### PROVIDED ENTRIES
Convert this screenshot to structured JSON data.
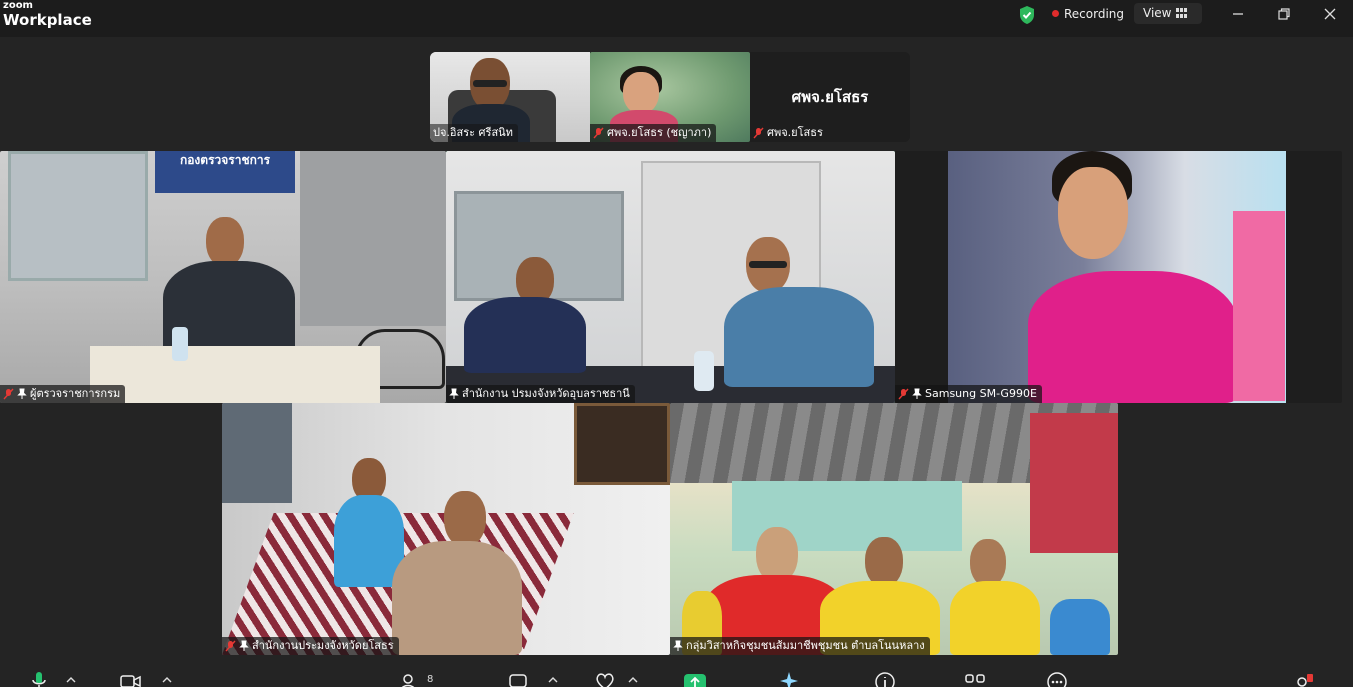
{
  "app": {
    "brand_top": "zoom",
    "brand_bottom": "Workplace"
  },
  "titlebar": {
    "recording_label": "Recording",
    "view_label": "View"
  },
  "top_strip": [
    {
      "name": "ปจ.อิสระ ศรีสนิท",
      "muted": false
    },
    {
      "name": "ศพจ.ยโสธร (ชญาภา)",
      "muted": true
    },
    {
      "name": "ศพจ.ยโสธร",
      "muted": true,
      "display_text": "ศพจ.ยโสธร"
    }
  ],
  "gallery": [
    {
      "name": "ผู้ตรวจราชการกรม",
      "muted": true,
      "pinned": true,
      "sign": "กองตรวจราชการ"
    },
    {
      "name": "สำนักงาน ปรมงจังหวัดอุบลราชธานี",
      "muted": false,
      "pinned": true,
      "active": true
    },
    {
      "name": "Samsung SM-G990E",
      "muted": true,
      "pinned": true
    },
    {
      "name": "สำนักงานประมงจังหวัดยโสธร",
      "muted": true,
      "pinned": true
    },
    {
      "name": "กลุ่มวิสาหกิจชุมชนส้มมาชีพชุมชน ตำบลโนนหลาง",
      "muted": false,
      "pinned": true
    }
  ],
  "toolbar": {
    "participants_count": "8"
  },
  "colors": {
    "accent_active": "#43c98a",
    "recording_dot": "#e02c2c",
    "shield": "#2eb85c",
    "muted": "#e53935"
  }
}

### EXERCISE AIM
Set the entries down again exactly. Do not include the images.

### EXERCISE RESPONSE
Convert this screenshot to structured JSON data.
{
  "app": {
    "brand_top": "zoom",
    "brand_bottom": "Workplace"
  },
  "titlebar": {
    "recording_label": "Recording",
    "view_label": "View"
  },
  "top_strip": [
    {
      "name": "ปจ.อิสระ ศรีสนิท",
      "muted": false
    },
    {
      "name": "ศพจ.ยโสธร (ชญาภา)",
      "muted": true
    },
    {
      "name": "ศพจ.ยโสธร",
      "muted": true,
      "display_text": "ศพจ.ยโสธร"
    }
  ],
  "gallery": [
    {
      "name": "ผู้ตรวจราชการกรม",
      "muted": true,
      "pinned": true,
      "sign": "กองตรวจราชการ"
    },
    {
      "name": "สำนักงาน ปรมงจังหวัดอุบลราชธานี",
      "muted": false,
      "pinned": true,
      "active": true
    },
    {
      "name": "Samsung SM-G990E",
      "muted": true,
      "pinned": true
    },
    {
      "name": "สำนักงานประมงจังหวัดยโสธร",
      "muted": true,
      "pinned": true
    },
    {
      "name": "กลุ่มวิสาหกิจชุมชนส้มมาชีพชุมชน ตำบลโนนหลาง",
      "muted": false,
      "pinned": true
    }
  ],
  "toolbar": {
    "participants_count": "8"
  },
  "colors": {
    "accent_active": "#43c98a",
    "recording_dot": "#e02c2c",
    "shield": "#2eb85c",
    "muted": "#e53935"
  }
}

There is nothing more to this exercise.